** begin Data **

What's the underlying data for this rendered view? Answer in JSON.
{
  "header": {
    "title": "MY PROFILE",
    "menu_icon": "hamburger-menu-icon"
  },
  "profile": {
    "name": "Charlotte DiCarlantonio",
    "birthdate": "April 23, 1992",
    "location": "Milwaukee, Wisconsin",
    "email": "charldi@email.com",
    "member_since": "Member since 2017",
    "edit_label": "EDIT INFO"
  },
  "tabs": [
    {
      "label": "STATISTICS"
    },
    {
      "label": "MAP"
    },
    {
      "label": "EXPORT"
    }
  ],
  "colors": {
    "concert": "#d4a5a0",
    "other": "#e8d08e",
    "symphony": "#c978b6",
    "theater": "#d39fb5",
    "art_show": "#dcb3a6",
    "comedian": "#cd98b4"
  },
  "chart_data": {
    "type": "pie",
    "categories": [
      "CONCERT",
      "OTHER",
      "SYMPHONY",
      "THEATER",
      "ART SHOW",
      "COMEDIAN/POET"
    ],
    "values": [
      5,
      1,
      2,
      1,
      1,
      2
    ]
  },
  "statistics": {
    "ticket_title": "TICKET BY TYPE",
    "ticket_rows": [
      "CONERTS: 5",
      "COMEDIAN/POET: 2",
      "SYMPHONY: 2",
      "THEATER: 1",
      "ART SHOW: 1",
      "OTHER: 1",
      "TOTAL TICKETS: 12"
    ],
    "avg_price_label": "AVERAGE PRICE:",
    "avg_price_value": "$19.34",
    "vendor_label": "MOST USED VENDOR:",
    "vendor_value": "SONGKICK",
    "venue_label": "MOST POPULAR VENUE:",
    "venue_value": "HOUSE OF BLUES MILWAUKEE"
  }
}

** end Data **

[What is required]
Transcribe all of the entries without altering anything.

[Correct output]
What's the underlying data for this rendered view? Answer in JSON.
{
  "header": {
    "title": "MY PROFILE",
    "menu_icon": "hamburger-menu-icon"
  },
  "profile": {
    "name": "Charlotte DiCarlantonio",
    "birthdate": "April 23, 1992",
    "location": "Milwaukee, Wisconsin",
    "email": "charldi@email.com",
    "member_since": "Member since 2017",
    "edit_label": "EDIT INFO"
  },
  "tabs": [
    {
      "label": "STATISTICS"
    },
    {
      "label": "MAP"
    },
    {
      "label": "EXPORT"
    }
  ],
  "colors": {
    "concert": "#d4a5a0",
    "other": "#e8d08e",
    "symphony": "#c978b6",
    "theater": "#d39fb5",
    "art_show": "#dcb3a6",
    "comedian": "#cd98b4"
  },
  "chart_data": {
    "type": "pie",
    "categories": [
      "CONCERT",
      "OTHER",
      "SYMPHONY",
      "THEATER",
      "ART SHOW",
      "COMEDIAN/POET"
    ],
    "values": [
      5,
      1,
      2,
      1,
      1,
      2
    ]
  },
  "statistics": {
    "ticket_title": "TICKET BY TYPE",
    "ticket_rows": [
      "CONERTS: 5",
      "COMEDIAN/POET: 2",
      "SYMPHONY: 2",
      "THEATER: 1",
      "ART SHOW: 1",
      "OTHER: 1",
      "TOTAL TICKETS: 12"
    ],
    "avg_price_label": "AVERAGE PRICE:",
    "avg_price_value": "$19.34",
    "vendor_label": "MOST USED VENDOR:",
    "vendor_value": "SONGKICK",
    "venue_label": "MOST POPULAR VENUE:",
    "venue_value": "HOUSE OF BLUES MILWAUKEE"
  }
}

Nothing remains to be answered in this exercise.